=== PASSAGE SHOWN ===
- Opening Delimiter -

A persistent systolic blood pressure of 70 mmHg or less despite hemostatic resuscitative maneuvers is an indication for aortic occlusion and transfer to the operating room 13,18.
ATLS assessment and resuscitation sequence: ABCDE
A: the airway should be protected and adequate ventilation should be secured. Supplemental oxygen must be administered to all severely injured trauma patients to achieve a 94-95% target saturation. Positive pressure ventilation, sedatives and muscle relaxants should be avoided due to its association with early circulatory collapse. In upper airway obstruction, an emergency cricothyroidotomy should be performed and in lower airway injuries, tracheal intubation guided by fiber bronchoscopy should be done. Also, the cervical spine must be protected from excessive mobility to prevent the development of or progression of a deficit.
B: Airway patency alone does not ensure adequate ventilation. Injuries that significantly impair ventilation in the short term include tension pneumothorax, massive hemothorax, unstable thorax, open pneumothorax and cardiac tamponade. The use of an extended FAST exam allows to identify and diagnosis all of these potential life-threatening injuries to treat them promptly and help to choose the optimal surgical management
C: During the primary survey, external hemorrhage should be identified and controlled by direct manual pressure on the wound or a tourniquet placement for an extremity. The internal source of hemorrhage should be managed with urgent surgical or endovascular interventions 19,20. In the hemodynamically unstable patient, both a common femoral vein and artery lines should be placed for intravenous access and blood pressure monitoring 21,22 (Figure 2). Additionally, the institution’s massive transfusion protocol should be activated, which includes four units of red blood cells, four units of plasma, 1 unit of apheresis platelets reserve, 1g of tranexamic acid and 20 ml of 10% calcium gluconate that should be administered according to the coagulation status of the patient 23. If during the initial resuscitation the systolic blood pressure of the patient reaches 80-90 mm Hg, a whole-body computed tomography (WBCT) should be done. This technology has emerged as a highly sensitive and specific diagnostic tool that will aid in the decision-making of the best surgical approach without incurring any delay in definitive management and/or increasing the radiation exposure significantly. On the contrary, if the patient is not responder and systolic blood pressure continues equal or lower to 70 mm Hg, it is indicated to deploy a REBOA and immediately transferred to the emergency room.

- Closing Delimiter -

=== INFORMATION GIVEN ===
- Opening Delimiter -

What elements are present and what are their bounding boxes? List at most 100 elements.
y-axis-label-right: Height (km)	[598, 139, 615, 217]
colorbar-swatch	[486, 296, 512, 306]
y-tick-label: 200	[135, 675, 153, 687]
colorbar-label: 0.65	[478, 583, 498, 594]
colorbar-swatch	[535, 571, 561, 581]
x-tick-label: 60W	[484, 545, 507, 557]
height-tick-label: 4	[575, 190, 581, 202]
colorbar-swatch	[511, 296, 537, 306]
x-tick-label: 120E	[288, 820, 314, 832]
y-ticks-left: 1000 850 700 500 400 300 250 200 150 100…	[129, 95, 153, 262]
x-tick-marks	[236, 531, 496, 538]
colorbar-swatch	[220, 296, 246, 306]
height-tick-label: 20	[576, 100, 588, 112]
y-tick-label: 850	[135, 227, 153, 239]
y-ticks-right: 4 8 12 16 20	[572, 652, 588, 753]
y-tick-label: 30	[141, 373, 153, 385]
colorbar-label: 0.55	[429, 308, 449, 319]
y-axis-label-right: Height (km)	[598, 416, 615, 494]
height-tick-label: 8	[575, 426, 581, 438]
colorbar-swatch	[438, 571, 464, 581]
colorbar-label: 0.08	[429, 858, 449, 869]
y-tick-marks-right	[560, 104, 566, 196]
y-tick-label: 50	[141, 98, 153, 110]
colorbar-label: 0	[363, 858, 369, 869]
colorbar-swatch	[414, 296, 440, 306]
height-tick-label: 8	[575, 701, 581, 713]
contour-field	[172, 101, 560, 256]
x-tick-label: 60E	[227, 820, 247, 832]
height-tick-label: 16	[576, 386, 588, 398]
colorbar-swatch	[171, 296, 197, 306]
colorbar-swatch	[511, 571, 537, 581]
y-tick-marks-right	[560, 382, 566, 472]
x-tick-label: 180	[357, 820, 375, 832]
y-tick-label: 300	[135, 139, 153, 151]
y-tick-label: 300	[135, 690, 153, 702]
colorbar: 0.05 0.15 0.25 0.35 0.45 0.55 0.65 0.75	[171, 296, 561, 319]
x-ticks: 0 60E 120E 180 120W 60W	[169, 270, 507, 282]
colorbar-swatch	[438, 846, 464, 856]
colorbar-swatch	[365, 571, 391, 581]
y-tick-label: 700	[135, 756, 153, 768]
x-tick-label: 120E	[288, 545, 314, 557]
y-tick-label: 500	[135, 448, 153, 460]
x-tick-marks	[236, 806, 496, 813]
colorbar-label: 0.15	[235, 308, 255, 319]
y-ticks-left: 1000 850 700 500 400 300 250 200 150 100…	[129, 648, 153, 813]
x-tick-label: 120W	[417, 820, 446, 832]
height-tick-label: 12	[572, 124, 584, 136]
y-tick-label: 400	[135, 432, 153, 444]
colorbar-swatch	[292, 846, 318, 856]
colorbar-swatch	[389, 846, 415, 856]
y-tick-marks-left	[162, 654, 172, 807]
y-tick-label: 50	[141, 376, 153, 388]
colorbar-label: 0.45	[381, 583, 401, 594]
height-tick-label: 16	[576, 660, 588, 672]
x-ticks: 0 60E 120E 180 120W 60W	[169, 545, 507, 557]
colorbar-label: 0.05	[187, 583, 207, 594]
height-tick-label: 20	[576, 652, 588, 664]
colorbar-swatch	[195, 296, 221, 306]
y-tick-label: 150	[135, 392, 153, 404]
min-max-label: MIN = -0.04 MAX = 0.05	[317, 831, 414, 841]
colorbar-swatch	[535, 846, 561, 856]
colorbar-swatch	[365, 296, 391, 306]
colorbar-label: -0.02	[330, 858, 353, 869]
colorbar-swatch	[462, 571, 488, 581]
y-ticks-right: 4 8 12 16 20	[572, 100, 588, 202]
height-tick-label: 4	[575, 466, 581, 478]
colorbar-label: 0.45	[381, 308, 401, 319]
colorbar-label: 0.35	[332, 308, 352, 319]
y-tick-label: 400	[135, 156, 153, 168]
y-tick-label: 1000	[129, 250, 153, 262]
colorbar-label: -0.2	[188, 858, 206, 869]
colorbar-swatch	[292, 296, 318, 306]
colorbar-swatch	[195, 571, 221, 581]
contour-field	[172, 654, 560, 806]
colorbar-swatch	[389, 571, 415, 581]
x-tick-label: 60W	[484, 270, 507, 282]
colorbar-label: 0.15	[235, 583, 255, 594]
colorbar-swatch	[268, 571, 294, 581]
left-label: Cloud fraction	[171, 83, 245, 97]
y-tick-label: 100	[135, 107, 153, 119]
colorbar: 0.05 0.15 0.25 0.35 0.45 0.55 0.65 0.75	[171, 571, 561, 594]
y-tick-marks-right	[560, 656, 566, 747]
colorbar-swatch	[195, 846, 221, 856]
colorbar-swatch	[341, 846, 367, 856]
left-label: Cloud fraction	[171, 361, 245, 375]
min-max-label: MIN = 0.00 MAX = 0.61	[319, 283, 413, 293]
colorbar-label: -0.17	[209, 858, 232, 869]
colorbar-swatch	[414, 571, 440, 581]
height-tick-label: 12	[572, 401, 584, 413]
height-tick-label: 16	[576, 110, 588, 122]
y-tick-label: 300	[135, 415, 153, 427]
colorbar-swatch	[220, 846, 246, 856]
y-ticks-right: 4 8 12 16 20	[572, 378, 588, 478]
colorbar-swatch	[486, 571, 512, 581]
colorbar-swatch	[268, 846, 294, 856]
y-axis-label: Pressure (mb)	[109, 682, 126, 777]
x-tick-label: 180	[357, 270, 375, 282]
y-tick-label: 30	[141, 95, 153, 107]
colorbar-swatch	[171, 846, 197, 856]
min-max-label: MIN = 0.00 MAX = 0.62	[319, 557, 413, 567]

- Closing Delimiter -

=== EXERCISE DIRECTIONS ===
In the trauma resuscitation passage, what target oxygen saturation should supplemental oxygen achieve in severely injured trauma patients?

=== REPLY ===
A 94-95% saturation.